§ Given instruction: The data below is to be returned in full and exactly.

§ Listed entries:
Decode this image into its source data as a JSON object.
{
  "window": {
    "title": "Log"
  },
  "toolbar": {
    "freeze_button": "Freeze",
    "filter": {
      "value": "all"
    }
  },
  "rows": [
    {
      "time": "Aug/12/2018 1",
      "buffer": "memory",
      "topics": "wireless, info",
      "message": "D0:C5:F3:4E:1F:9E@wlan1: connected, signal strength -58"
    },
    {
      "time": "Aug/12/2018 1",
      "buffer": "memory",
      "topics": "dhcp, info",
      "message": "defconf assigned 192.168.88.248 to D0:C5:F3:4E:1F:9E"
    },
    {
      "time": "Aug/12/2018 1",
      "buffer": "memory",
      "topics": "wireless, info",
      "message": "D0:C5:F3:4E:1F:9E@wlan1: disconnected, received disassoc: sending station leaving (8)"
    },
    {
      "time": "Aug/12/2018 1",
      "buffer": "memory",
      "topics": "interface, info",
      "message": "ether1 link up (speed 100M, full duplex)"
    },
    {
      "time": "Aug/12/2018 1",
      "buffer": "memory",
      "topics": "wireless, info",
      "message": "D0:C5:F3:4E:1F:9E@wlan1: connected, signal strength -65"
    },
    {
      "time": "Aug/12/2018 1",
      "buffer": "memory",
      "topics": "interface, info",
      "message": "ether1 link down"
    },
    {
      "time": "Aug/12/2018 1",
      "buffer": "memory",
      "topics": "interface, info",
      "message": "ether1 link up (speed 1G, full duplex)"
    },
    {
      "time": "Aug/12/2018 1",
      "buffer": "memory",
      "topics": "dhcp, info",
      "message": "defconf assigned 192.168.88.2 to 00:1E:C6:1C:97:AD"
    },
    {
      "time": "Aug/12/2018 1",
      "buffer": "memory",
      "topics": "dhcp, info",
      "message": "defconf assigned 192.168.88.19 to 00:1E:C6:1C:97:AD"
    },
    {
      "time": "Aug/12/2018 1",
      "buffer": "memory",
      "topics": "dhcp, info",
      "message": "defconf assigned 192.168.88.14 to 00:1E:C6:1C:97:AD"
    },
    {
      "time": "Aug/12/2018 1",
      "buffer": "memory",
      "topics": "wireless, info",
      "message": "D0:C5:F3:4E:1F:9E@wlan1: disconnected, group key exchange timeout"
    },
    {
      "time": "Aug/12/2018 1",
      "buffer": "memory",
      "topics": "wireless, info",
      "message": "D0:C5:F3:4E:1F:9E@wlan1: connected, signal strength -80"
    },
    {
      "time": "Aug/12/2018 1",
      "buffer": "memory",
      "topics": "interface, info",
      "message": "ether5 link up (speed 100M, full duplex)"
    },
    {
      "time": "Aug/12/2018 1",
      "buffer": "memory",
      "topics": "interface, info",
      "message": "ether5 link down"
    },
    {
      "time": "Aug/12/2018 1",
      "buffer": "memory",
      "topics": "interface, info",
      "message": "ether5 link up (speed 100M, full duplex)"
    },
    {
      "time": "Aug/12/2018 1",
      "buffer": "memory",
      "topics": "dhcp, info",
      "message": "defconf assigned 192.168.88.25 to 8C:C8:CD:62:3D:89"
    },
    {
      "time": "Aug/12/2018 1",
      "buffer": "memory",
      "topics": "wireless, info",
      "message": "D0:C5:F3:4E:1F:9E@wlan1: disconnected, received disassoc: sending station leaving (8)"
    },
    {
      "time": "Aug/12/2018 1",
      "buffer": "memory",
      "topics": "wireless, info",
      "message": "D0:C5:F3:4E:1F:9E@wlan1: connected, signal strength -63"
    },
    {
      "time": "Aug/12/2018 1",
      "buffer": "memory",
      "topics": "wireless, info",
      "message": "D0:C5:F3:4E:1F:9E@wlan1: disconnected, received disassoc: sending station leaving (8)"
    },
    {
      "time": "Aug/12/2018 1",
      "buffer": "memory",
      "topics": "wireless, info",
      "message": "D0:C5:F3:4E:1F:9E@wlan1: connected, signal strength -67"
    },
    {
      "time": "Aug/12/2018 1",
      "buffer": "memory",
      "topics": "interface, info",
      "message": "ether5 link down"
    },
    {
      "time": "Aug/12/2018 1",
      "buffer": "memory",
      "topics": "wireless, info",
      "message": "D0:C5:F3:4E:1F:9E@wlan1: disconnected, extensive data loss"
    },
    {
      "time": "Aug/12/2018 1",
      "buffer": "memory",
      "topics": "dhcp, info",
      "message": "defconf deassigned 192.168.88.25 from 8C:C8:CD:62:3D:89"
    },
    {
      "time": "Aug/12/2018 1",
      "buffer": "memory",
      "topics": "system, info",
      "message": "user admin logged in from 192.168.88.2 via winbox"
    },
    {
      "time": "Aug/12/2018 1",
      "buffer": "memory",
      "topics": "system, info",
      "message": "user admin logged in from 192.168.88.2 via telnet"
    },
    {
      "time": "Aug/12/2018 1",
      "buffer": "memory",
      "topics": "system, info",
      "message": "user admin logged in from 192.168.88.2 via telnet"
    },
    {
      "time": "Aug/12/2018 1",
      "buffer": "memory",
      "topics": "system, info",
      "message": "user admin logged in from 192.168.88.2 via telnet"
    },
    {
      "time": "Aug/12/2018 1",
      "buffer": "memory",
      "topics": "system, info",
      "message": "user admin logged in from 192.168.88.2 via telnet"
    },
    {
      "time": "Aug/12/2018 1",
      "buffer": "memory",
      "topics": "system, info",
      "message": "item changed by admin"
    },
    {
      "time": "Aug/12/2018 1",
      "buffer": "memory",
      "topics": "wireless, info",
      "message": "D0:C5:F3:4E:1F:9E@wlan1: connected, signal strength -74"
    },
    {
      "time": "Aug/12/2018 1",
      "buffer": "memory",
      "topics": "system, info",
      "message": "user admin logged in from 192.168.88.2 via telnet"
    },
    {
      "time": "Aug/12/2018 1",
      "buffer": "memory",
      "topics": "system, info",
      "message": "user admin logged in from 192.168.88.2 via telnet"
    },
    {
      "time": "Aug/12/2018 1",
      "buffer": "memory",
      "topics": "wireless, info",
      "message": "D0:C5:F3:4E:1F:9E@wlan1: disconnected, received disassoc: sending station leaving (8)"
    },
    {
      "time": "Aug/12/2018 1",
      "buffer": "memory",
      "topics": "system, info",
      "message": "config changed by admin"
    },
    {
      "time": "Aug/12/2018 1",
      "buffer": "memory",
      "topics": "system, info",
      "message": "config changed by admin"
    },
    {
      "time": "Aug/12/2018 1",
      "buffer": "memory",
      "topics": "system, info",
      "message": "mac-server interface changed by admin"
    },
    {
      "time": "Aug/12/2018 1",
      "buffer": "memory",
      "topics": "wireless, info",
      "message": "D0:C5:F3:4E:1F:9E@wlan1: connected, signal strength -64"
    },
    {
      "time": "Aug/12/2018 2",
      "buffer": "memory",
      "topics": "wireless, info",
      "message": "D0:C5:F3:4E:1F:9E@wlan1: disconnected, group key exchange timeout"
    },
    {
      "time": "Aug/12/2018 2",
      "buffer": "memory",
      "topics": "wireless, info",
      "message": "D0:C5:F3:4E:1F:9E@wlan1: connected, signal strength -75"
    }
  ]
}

§ Result below:
Decode this image into its source data as a JSON object.
{
  "window": {
    "title": "Log"
  },
  "toolbar": {
    "freeze_button": "Freeze",
    "filter": {
      "value": "all"
    }
  },
  "rows": [
    {
      "time": "Aug/12/2018 1",
      "buffer": "memory",
      "topics": "wireless, info",
      "message": "D0:C5:F3:4E:1F:9E@wlan1: connected, signal strength -58"
    },
    {
      "time": "Aug/12/2018 1",
      "buffer": "memory",
      "topics": "dhcp, info",
      "message": "defconf assigned 192.168.88.248 to D0:C5:F3:4E:1F:9E"
    },
    {
      "time": "Aug/12/2018 1",
      "buffer": "memory",
      "topics": "wireless, info",
      "message": "D0:C5:F3:4E:1F:9E@wlan1: disconnected, received disassoc: sending station leaving (8)"
    },
    {
      "time": "Aug/12/2018 1",
      "buffer": "memory",
      "topics": "interface, info",
      "message": "ether1 link up (speed 100M, full duplex)"
    },
    {
      "time": "Aug/12/2018 1",
      "buffer": "memory",
      "topics": "wireless, info",
      "message": "D0:C5:F3:4E:1F:9E@wlan1: connected, signal strength -65"
    },
    {
      "time": "Aug/12/2018 1",
      "buffer": "memory",
      "topics": "interface, info",
      "message": "ether1 link down"
    },
    {
      "time": "Aug/12/2018 1",
      "buffer": "memory",
      "topics": "interface, info",
      "message": "ether1 link up (speed 1G, full duplex)"
    },
    {
      "time": "Aug/12/2018 1",
      "buffer": "memory",
      "topics": "dhcp, info",
      "message": "defconf assigned 192.168.88.2 to 00:1E:C6:1C:97:AD"
    },
    {
      "time": "Aug/12/2018 1",
      "buffer": "memory",
      "topics": "dhcp, info",
      "message": "defconf assigned 192.168.88.19 to 00:1E:C6:1C:97:AD"
    },
    {
      "time": "Aug/12/2018 1",
      "buffer": "memory",
      "topics": "dhcp, info",
      "message": "defconf assigned 192.168.88.14 to 00:1E:C6:1C:97:AD"
    },
    {
      "time": "Aug/12/2018 1",
      "buffer": "memory",
      "topics": "wireless, info",
      "message": "D0:C5:F3:4E:1F:9E@wlan1: disconnected, group key exchange timeout"
    },
    {
      "time": "Aug/12/2018 1",
      "buffer": "memory",
      "topics": "wireless, info",
      "message": "D0:C5:F3:4E:1F:9E@wlan1: connected, signal strength -80"
    },
    {
      "time": "Aug/12/2018 1",
      "buffer": "memory",
      "topics": "interface, info",
      "message": "ether5 link up (speed 100M, full duplex)"
    },
    {
      "time": "Aug/12/2018 1",
      "buffer": "memory",
      "topics": "interface, info",
      "message": "ether5 link down"
    },
    {
      "time": "Aug/12/2018 1",
      "buffer": "memory",
      "topics": "interface, info",
      "message": "ether5 link up (speed 100M, full duplex)"
    },
    {
      "time": "Aug/12/2018 1",
      "buffer": "memory",
      "topics": "dhcp, info",
      "message": "defconf assigned 192.168.88.25 to 8C:C8:CD:62:3D:89"
    },
    {
      "time": "Aug/12/2018 1",
      "buffer": "memory",
      "topics": "wireless, info",
      "message": "D0:C5:F3:4E:1F:9E@wlan1: disconnected, received disassoc: sending station leaving (8)"
    },
    {
      "time": "Aug/12/2018 1",
      "buffer": "memory",
      "topics": "wireless, info",
      "message": "D0:C5:F3:4E:1F:9E@wlan1: connected, signal strength -63"
    },
    {
      "time": "Aug/12/2018 1",
      "buffer": "memory",
      "topics": "wireless, info",
      "message": "D0:C5:F3:4E:1F:9E@wlan1: disconnected, received disassoc: sending station leaving (8)"
    },
    {
      "time": "Aug/12/2018 1",
      "buffer": "memory",
      "topics": "wireless, info",
      "message": "D0:C5:F3:4E:1F:9E@wlan1: connected, signal strength -67"
    },
    {
      "time": "Aug/12/2018 1",
      "buffer": "memory",
      "topics": "interface, info",
      "message": "ether5 link down"
    },
    {
      "time": "Aug/12/2018 1",
      "buffer": "memory",
      "topics": "wireless, info",
      "message": "D0:C5:F3:4E:1F:9E@wlan1: disconnected, extensive data loss"
    },
    {
      "time": "Aug/12/2018 1",
      "buffer": "memory",
      "topics": "dhcp, info",
      "message": "defconf deassigned 192.168.88.25 from 8C:C8:CD:62:3D:89"
    },
    {
      "time": "Aug/12/2018 1",
      "buffer": "memory",
      "topics": "system, info",
      "message": "user admin logged in from 192.168.88.2 via winbox"
    },
    {
      "time": "Aug/12/2018 1",
      "buffer": "memory",
      "topics": "system, info",
      "message": "user admin logged in from 192.168.88.2 via telnet"
    },
    {
      "time": "Aug/12/2018 1",
      "buffer": "memory",
      "topics": "system, info",
      "message": "user admin logged in from 192.168.88.2 via telnet"
    },
    {
      "time": "Aug/12/2018 1",
      "buffer": "memory",
      "topics": "system, info",
      "message": "user admin logged in from 192.168.88.2 via telnet"
    },
    {
      "time": "Aug/12/2018 1",
      "buffer": "memory",
      "topics": "system, info",
      "message": "user admin logged in from 192.168.88.2 via telnet"
    },
    {
      "time": "Aug/12/2018 1",
      "buffer": "memory",
      "topics": "system, info",
      "message": "item changed by admin"
    },
    {
      "time": "Aug/12/2018 1",
      "buffer": "memory",
      "topics": "wireless, info",
      "message": "D0:C5:F3:4E:1F:9E@wlan1: connected, signal strength -74"
    },
    {
      "time": "Aug/12/2018 1",
      "buffer": "memory",
      "topics": "system, info",
      "message": "user admin logged in from 192.168.88.2 via telnet"
    },
    {
      "time": "Aug/12/2018 1",
      "buffer": "memory",
      "topics": "system, info",
      "message": "user admin logged in from 192.168.88.2 via telnet"
    },
    {
      "time": "Aug/12/2018 1",
      "buffer": "memory",
      "topics": "wireless, info",
      "message": "D0:C5:F3:4E:1F:9E@wlan1: disconnected, received disassoc: sending station leaving (8)"
    },
    {
      "time": "Aug/12/2018 1",
      "buffer": "memory",
      "topics": "system, info",
      "message": "config changed by admin"
    },
    {
      "time": "Aug/12/2018 1",
      "buffer": "memory",
      "topics": "system, info",
      "message": "config changed by admin"
    },
    {
      "time": "Aug/12/2018 1",
      "buffer": "memory",
      "topics": "system, info",
      "message": "mac-server interface changed by admin"
    },
    {
      "time": "Aug/12/2018 1",
      "buffer": "memory",
      "topics": "wireless, info",
      "message": "D0:C5:F3:4E:1F:9E@wlan1: connected, signal strength -64"
    },
    {
      "time": "Aug/12/2018 2",
      "buffer": "memory",
      "topics": "wireless, info",
      "message": "D0:C5:F3:4E:1F:9E@wlan1: disconnected, group key exchange timeout"
    },
    {
      "time": "Aug/12/2018 2",
      "buffer": "memory",
      "topics": "wireless, info",
      "message": "D0:C5:F3:4E:1F:9E@wlan1: connected, signal strength -75"
    }
  ]
}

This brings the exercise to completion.